# DESCRIPTION OF THE TASK
The listing below should be written out exactly; please include all of it.

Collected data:
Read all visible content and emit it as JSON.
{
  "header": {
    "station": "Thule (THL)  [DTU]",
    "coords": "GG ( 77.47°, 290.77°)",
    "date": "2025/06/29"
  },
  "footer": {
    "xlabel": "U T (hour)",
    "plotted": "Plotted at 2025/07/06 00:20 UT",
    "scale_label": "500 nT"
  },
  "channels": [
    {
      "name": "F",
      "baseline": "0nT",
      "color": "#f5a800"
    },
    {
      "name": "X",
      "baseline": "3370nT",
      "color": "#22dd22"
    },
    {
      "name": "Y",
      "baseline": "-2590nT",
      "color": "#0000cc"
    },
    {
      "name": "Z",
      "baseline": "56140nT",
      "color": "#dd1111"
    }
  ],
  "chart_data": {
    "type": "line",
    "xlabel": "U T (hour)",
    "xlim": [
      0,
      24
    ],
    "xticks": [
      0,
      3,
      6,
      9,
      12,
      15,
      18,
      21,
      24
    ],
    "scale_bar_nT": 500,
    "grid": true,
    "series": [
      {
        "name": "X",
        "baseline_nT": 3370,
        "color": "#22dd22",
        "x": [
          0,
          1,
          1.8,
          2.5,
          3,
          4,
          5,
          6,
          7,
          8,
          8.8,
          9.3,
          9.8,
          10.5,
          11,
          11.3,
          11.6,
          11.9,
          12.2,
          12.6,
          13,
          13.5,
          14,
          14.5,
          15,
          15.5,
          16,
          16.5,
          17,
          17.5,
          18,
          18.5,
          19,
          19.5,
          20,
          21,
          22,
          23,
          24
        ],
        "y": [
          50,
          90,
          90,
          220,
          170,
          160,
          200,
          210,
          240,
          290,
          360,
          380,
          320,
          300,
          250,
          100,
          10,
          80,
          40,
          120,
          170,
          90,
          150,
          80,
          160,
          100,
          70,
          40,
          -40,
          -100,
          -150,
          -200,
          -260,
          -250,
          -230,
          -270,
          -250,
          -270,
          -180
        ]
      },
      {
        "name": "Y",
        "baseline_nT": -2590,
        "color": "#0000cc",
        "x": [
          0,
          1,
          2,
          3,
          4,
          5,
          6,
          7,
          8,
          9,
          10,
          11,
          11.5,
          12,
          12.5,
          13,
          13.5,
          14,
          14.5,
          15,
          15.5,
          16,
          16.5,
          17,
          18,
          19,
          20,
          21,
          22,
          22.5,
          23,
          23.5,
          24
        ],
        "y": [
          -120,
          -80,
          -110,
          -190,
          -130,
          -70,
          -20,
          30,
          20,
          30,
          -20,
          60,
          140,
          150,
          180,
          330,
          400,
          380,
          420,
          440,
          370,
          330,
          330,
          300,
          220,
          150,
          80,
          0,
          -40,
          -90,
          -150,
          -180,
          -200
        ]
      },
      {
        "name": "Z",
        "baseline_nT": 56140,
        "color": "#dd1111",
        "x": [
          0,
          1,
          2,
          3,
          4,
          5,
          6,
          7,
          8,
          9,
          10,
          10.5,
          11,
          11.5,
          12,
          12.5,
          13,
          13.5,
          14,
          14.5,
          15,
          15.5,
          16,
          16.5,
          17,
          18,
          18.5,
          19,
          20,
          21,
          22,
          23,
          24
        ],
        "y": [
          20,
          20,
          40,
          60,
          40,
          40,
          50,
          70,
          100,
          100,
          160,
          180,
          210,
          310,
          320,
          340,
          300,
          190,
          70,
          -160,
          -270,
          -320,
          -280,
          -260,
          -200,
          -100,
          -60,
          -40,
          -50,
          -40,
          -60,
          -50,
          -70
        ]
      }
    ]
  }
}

# FULL SOLUTION
Read all visible content and emit it as JSON.
{
  "header": {
    "station": "Thule (THL)  [DTU]",
    "coords": "GG ( 77.47°, 290.77°)",
    "date": "2025/06/29"
  },
  "footer": {
    "xlabel": "U T (hour)",
    "plotted": "Plotted at 2025/07/06 00:20 UT",
    "scale_label": "500 nT"
  },
  "channels": [
    {
      "name": "F",
      "baseline": "0nT",
      "color": "#f5a800"
    },
    {
      "name": "X",
      "baseline": "3370nT",
      "color": "#22dd22"
    },
    {
      "name": "Y",
      "baseline": "-2590nT",
      "color": "#0000cc"
    },
    {
      "name": "Z",
      "baseline": "56140nT",
      "color": "#dd1111"
    }
  ],
  "chart_data": {
    "type": "line",
    "xlabel": "U T (hour)",
    "xlim": [
      0,
      24
    ],
    "xticks": [
      0,
      3,
      6,
      9,
      12,
      15,
      18,
      21,
      24
    ],
    "scale_bar_nT": 500,
    "grid": true,
    "series": [
      {
        "name": "X",
        "baseline_nT": 3370,
        "color": "#22dd22",
        "x": [
          0,
          1,
          1.8,
          2.5,
          3,
          4,
          5,
          6,
          7,
          8,
          8.8,
          9.3,
          9.8,
          10.5,
          11,
          11.3,
          11.6,
          11.9,
          12.2,
          12.6,
          13,
          13.5,
          14,
          14.5,
          15,
          15.5,
          16,
          16.5,
          17,
          17.5,
          18,
          18.5,
          19,
          19.5,
          20,
          21,
          22,
          23,
          24
        ],
        "y": [
          50,
          90,
          90,
          220,
          170,
          160,
          200,
          210,
          240,
          290,
          360,
          380,
          320,
          300,
          250,
          100,
          10,
          80,
          40,
          120,
          170,
          90,
          150,
          80,
          160,
          100,
          70,
          40,
          -40,
          -100,
          -150,
          -200,
          -260,
          -250,
          -230,
          -270,
          -250,
          -270,
          -180
        ]
      },
      {
        "name": "Y",
        "baseline_nT": -2590,
        "color": "#0000cc",
        "x": [
          0,
          1,
          2,
          3,
          4,
          5,
          6,
          7,
          8,
          9,
          10,
          11,
          11.5,
          12,
          12.5,
          13,
          13.5,
          14,
          14.5,
          15,
          15.5,
          16,
          16.5,
          17,
          18,
          19,
          20,
          21,
          22,
          22.5,
          23,
          23.5,
          24
        ],
        "y": [
          -120,
          -80,
          -110,
          -190,
          -130,
          -70,
          -20,
          30,
          20,
          30,
          -20,
          60,
          140,
          150,
          180,
          330,
          400,
          380,
          420,
          440,
          370,
          330,
          330,
          300,
          220,
          150,
          80,
          0,
          -40,
          -90,
          -150,
          -180,
          -200
        ]
      },
      {
        "name": "Z",
        "baseline_nT": 56140,
        "color": "#dd1111",
        "x": [
          0,
          1,
          2,
          3,
          4,
          5,
          6,
          7,
          8,
          9,
          10,
          10.5,
          11,
          11.5,
          12,
          12.5,
          13,
          13.5,
          14,
          14.5,
          15,
          15.5,
          16,
          16.5,
          17,
          18,
          18.5,
          19,
          20,
          21,
          22,
          23,
          24
        ],
        "y": [
          20,
          20,
          40,
          60,
          40,
          40,
          50,
          70,
          100,
          100,
          160,
          180,
          210,
          310,
          320,
          340,
          300,
          190,
          70,
          -160,
          -270,
          -320,
          -280,
          -260,
          -200,
          -100,
          -60,
          -40,
          -50,
          -40,
          -60,
          -50,
          -70
        ]
      }
    ]
  }
}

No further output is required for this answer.